Dataset excerpts:
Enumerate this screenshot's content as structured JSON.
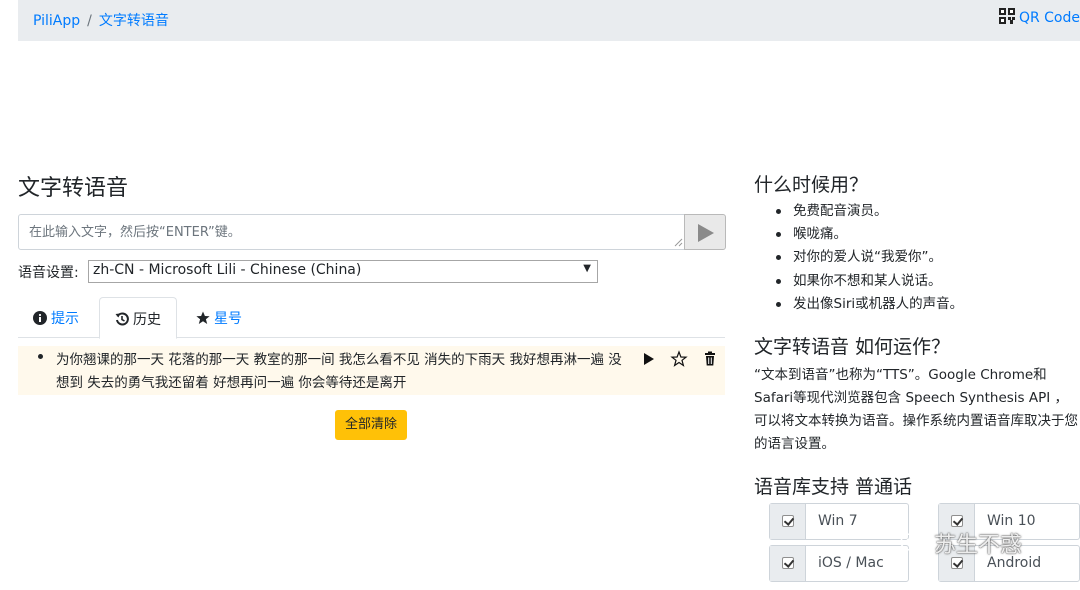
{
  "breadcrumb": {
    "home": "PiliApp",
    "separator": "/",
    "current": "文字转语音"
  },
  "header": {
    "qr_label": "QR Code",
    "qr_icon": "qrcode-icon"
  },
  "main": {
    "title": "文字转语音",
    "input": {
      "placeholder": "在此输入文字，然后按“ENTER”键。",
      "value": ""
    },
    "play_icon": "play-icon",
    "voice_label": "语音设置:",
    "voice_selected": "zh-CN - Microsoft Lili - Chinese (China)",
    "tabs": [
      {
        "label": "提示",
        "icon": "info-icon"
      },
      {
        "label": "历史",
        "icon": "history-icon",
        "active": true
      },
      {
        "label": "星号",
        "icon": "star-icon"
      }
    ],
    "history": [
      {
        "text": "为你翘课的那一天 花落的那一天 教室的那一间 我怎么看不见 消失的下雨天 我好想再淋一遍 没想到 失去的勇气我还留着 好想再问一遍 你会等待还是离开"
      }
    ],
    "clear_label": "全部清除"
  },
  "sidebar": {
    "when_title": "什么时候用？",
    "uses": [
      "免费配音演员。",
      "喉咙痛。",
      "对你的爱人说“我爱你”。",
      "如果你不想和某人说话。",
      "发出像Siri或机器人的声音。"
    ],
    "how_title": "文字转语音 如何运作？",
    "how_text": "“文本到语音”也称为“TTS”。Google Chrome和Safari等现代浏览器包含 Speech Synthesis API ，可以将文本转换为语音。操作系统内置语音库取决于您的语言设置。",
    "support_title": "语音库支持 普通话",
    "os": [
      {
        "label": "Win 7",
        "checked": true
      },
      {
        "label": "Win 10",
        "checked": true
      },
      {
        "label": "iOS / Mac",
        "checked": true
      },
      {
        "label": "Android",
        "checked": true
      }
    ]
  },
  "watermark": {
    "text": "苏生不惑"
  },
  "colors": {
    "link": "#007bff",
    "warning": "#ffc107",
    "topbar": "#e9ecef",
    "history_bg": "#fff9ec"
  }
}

_What you have to do_
Looking at the entries above, state how many lines contain "icon"; give the number alone.

_Task result_
5